[Data shown start]
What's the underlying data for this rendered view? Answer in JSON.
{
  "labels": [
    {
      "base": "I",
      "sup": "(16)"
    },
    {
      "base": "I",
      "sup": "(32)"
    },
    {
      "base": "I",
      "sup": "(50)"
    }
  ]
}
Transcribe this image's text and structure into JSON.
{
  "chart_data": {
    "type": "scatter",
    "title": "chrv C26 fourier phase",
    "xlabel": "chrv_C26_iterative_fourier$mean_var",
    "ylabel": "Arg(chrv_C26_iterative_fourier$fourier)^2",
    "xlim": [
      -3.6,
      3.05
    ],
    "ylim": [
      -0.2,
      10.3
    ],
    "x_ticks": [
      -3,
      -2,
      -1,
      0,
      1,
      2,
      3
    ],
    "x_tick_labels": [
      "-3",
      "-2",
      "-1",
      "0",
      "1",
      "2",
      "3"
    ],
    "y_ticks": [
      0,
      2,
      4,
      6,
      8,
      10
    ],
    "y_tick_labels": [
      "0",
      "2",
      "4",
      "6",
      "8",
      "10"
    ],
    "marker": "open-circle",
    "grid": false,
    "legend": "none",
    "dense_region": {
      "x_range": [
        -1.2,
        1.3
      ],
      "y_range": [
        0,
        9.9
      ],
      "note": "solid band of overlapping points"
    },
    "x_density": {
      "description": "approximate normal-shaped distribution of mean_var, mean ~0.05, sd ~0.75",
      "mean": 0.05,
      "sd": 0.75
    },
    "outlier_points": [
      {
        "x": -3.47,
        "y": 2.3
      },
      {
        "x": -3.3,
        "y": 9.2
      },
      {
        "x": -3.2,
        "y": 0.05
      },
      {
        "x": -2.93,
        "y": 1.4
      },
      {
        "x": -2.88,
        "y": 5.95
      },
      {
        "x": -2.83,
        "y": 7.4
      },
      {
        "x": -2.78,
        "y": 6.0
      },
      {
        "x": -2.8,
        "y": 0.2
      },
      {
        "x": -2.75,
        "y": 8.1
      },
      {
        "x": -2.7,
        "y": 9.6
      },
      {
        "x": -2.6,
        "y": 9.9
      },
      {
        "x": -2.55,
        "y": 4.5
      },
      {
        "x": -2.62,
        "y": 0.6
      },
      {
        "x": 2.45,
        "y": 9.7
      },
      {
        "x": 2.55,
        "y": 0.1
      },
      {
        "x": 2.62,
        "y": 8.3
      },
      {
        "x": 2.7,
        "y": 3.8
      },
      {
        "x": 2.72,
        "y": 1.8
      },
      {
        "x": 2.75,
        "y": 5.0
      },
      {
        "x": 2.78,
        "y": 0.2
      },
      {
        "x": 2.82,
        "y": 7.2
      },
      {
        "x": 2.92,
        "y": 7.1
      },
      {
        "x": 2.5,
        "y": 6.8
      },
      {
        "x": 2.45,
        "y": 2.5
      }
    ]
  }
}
[Data shown end]
[Data shown start]
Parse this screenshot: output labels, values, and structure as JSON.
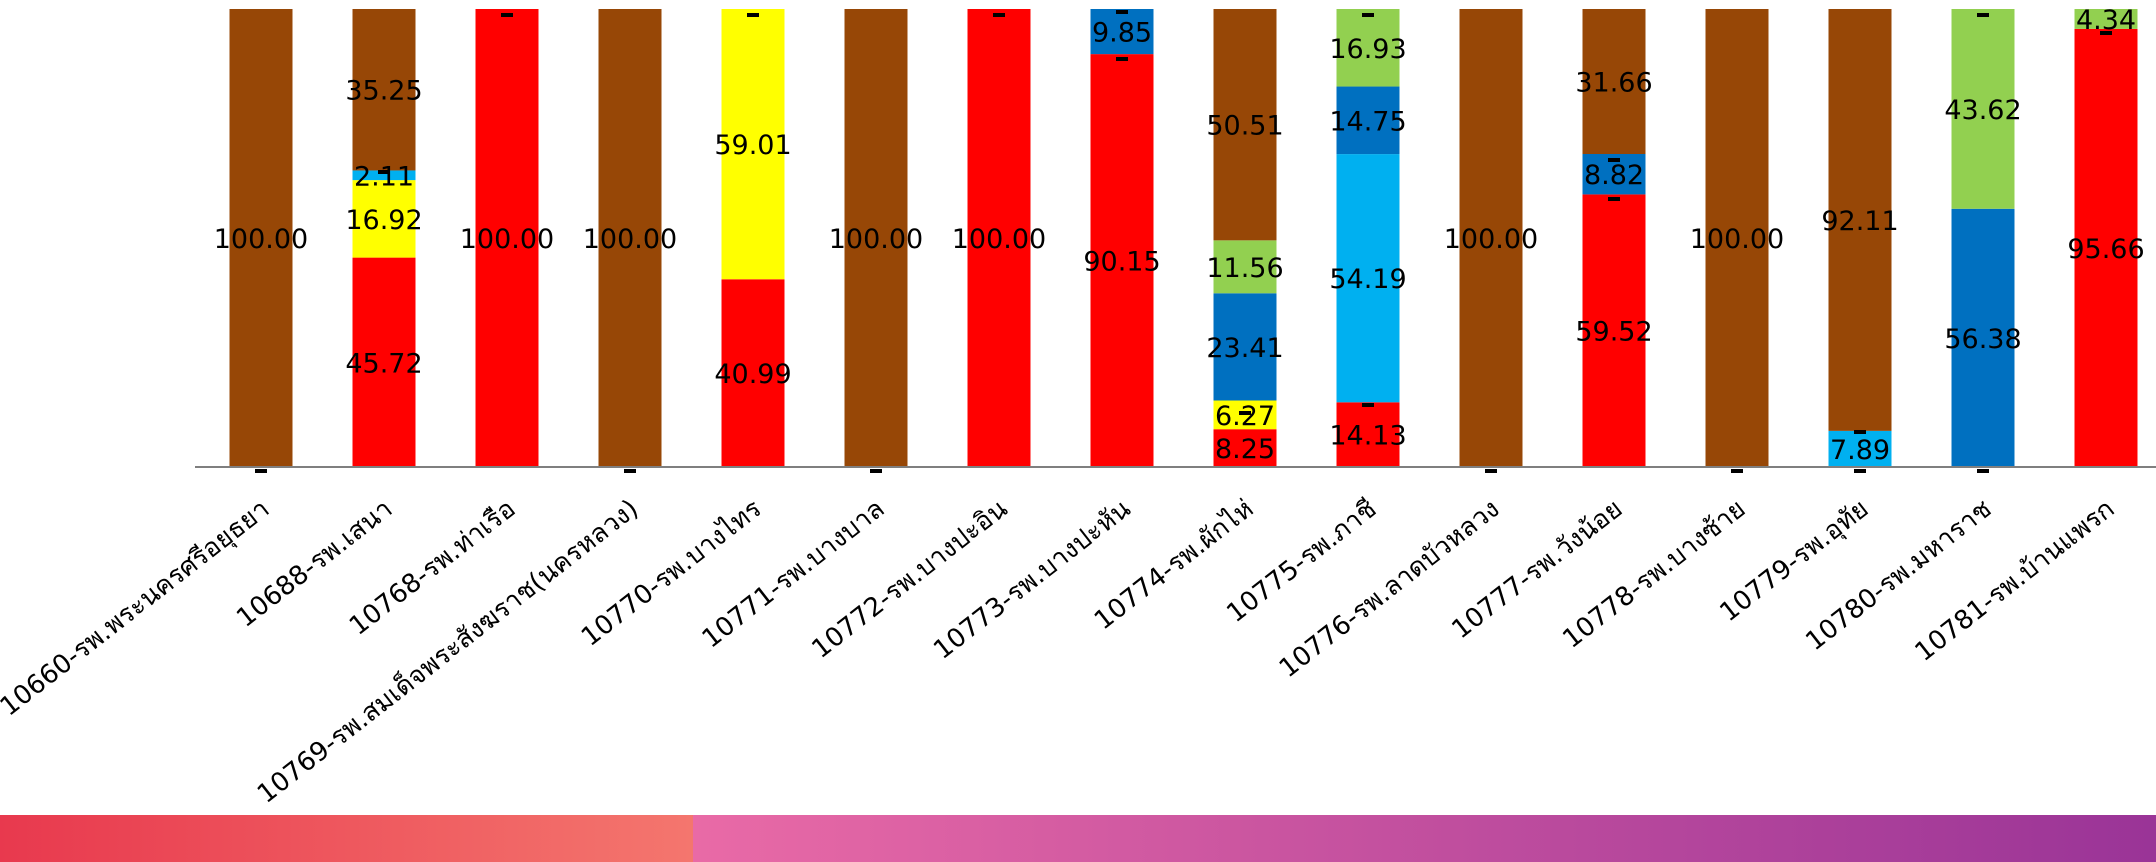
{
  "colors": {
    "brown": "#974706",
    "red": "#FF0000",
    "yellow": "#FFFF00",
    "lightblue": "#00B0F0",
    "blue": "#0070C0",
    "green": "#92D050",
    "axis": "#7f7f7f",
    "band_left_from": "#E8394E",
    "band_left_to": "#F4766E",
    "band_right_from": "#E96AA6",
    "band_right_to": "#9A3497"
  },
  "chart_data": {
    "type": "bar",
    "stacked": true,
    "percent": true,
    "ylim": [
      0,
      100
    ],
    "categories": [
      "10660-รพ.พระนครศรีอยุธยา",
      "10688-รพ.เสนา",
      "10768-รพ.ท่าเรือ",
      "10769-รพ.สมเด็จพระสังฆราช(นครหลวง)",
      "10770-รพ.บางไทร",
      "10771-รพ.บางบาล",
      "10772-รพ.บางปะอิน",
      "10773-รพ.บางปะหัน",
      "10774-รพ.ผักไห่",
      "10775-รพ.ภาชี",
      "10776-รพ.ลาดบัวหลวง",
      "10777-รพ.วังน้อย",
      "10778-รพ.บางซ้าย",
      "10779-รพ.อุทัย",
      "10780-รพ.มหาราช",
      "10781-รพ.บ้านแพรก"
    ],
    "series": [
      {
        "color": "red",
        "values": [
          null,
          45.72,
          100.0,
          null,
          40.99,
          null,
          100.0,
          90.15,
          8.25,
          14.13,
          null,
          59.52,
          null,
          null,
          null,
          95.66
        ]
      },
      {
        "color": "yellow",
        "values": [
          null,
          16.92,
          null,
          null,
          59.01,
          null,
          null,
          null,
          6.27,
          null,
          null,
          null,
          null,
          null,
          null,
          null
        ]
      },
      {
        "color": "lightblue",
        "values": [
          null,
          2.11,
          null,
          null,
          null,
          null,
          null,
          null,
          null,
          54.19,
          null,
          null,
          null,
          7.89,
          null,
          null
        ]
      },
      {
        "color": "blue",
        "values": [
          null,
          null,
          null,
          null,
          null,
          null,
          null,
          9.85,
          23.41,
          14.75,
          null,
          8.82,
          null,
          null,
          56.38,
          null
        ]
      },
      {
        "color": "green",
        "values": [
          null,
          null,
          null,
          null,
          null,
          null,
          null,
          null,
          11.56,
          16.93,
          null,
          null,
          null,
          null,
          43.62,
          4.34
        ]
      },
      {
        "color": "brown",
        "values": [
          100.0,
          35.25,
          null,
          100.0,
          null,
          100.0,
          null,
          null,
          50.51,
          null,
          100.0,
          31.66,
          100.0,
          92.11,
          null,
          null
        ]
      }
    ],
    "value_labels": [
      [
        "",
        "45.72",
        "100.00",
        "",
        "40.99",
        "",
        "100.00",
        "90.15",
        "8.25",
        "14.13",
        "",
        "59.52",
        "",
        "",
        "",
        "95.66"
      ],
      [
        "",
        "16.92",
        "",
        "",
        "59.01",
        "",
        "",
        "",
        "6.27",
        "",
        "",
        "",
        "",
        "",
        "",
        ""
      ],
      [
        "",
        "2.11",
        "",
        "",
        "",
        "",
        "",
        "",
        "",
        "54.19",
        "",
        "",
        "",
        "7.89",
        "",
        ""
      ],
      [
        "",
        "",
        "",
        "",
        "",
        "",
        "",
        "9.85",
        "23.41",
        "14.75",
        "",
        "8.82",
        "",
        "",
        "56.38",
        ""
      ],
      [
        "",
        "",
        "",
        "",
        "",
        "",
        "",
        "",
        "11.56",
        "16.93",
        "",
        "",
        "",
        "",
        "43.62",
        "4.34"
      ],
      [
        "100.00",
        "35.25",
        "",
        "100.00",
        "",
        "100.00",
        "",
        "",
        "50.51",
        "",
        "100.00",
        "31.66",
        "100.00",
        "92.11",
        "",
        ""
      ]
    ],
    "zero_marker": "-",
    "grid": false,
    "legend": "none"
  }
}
[Data shown end]
- _Short exercise_
Find each line with the string "this" and copy it out.

- _Solution to the problem_
What's the underlying data for this rendered view? Answer in JSON.
Transcribe this image's text and structure into JSON.
Parse this screenshot: output labels, values, and structure as JSON.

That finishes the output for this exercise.